-- Exercise --
Work out how many lines hold the string "start". The answer is a single number, nothing more.

-- Supplied records --
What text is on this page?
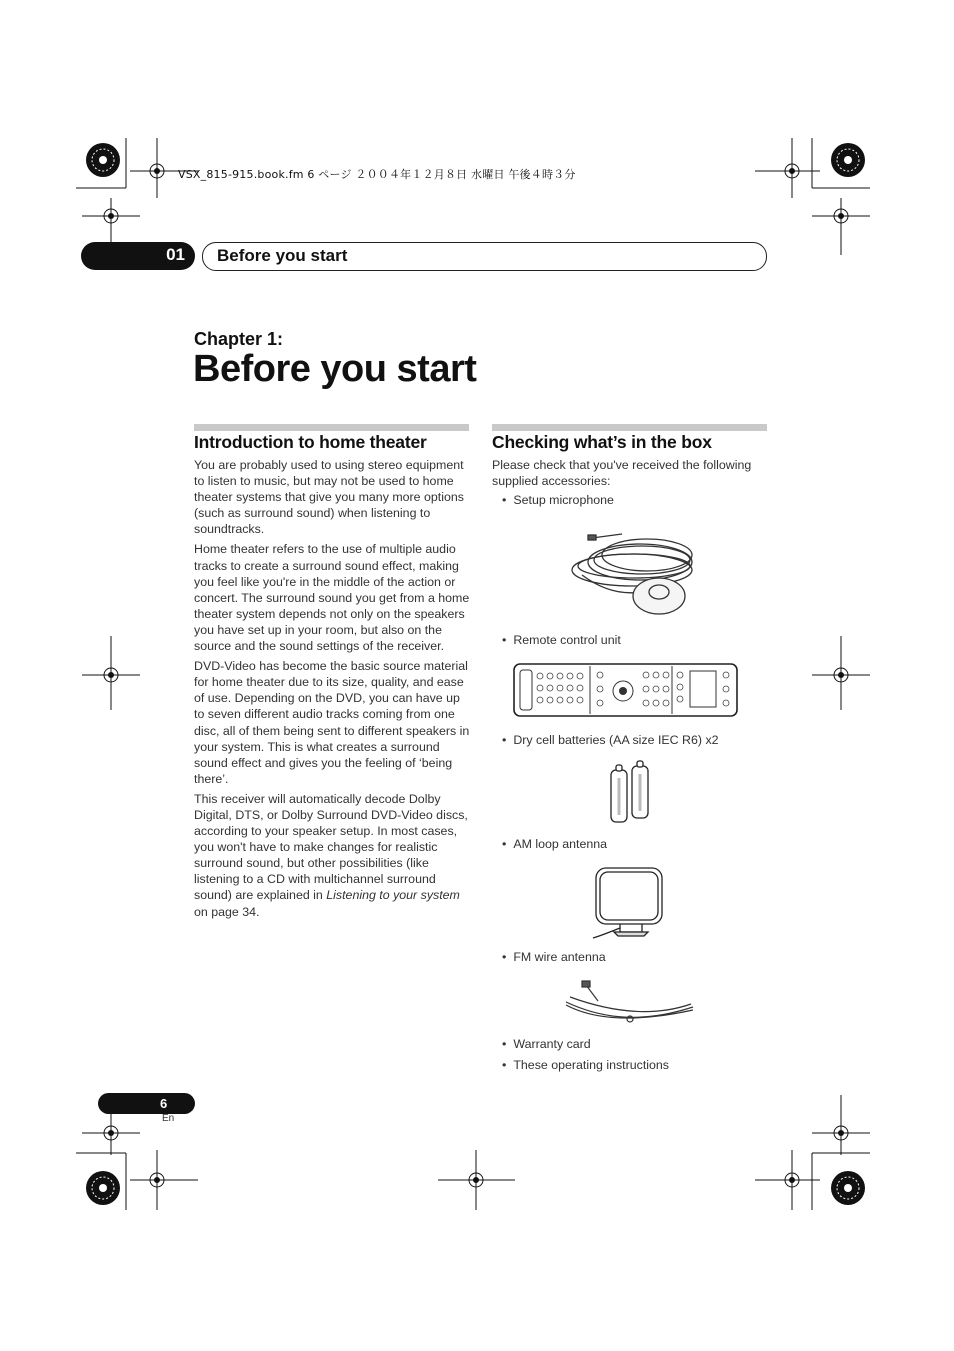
VSX_815-915.book.fm 6 ページ ２００４年１２月８日 水曜日 午後４時３分
01 Before you start
Chapter 1:
Before you start
Introduction to home theater

You are probably used to using stereo equipment to listen to music, but may not be used to home theater systems that give you many more options (such as surround sound) when listening to soundtracks.

Home theater refers to the use of multiple audio tracks to create a surround sound effect, making you feel like you're in the middle of the action or concert. The surround sound you get from a home theater system depends not only on the speakers you have set up in your room, but also on the source and the sound settings of the receiver.

DVD-Video has become the basic source material for home theater due to its size, quality, and ease of use. Depending on the DVD, you can have up to seven different audio tracks coming from one disc, all of them being sent to different speakers in your system. This is what creates a surround sound effect and gives you the feeling of ‘being there’.

This receiver will automatically decode Dolby Digital, DTS, or Dolby Surround DVD-Video discs, according to your speaker setup. In most cases, you won't have to make changes for realistic surround sound, but other possibilities (like listening to a CD with multichannel surround sound) are explained in Listening to your system on page 34.

Checking what’s in the box
Please check that you've received the following supplied accessories:
• Setup microphone
• Remote control unit
• Dry cell batteries (AA size IEC R6) x2
• AM loop antenna
• FM wire antenna
• Warranty card
• These operating instructions
6
En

-- Answer to the task --
2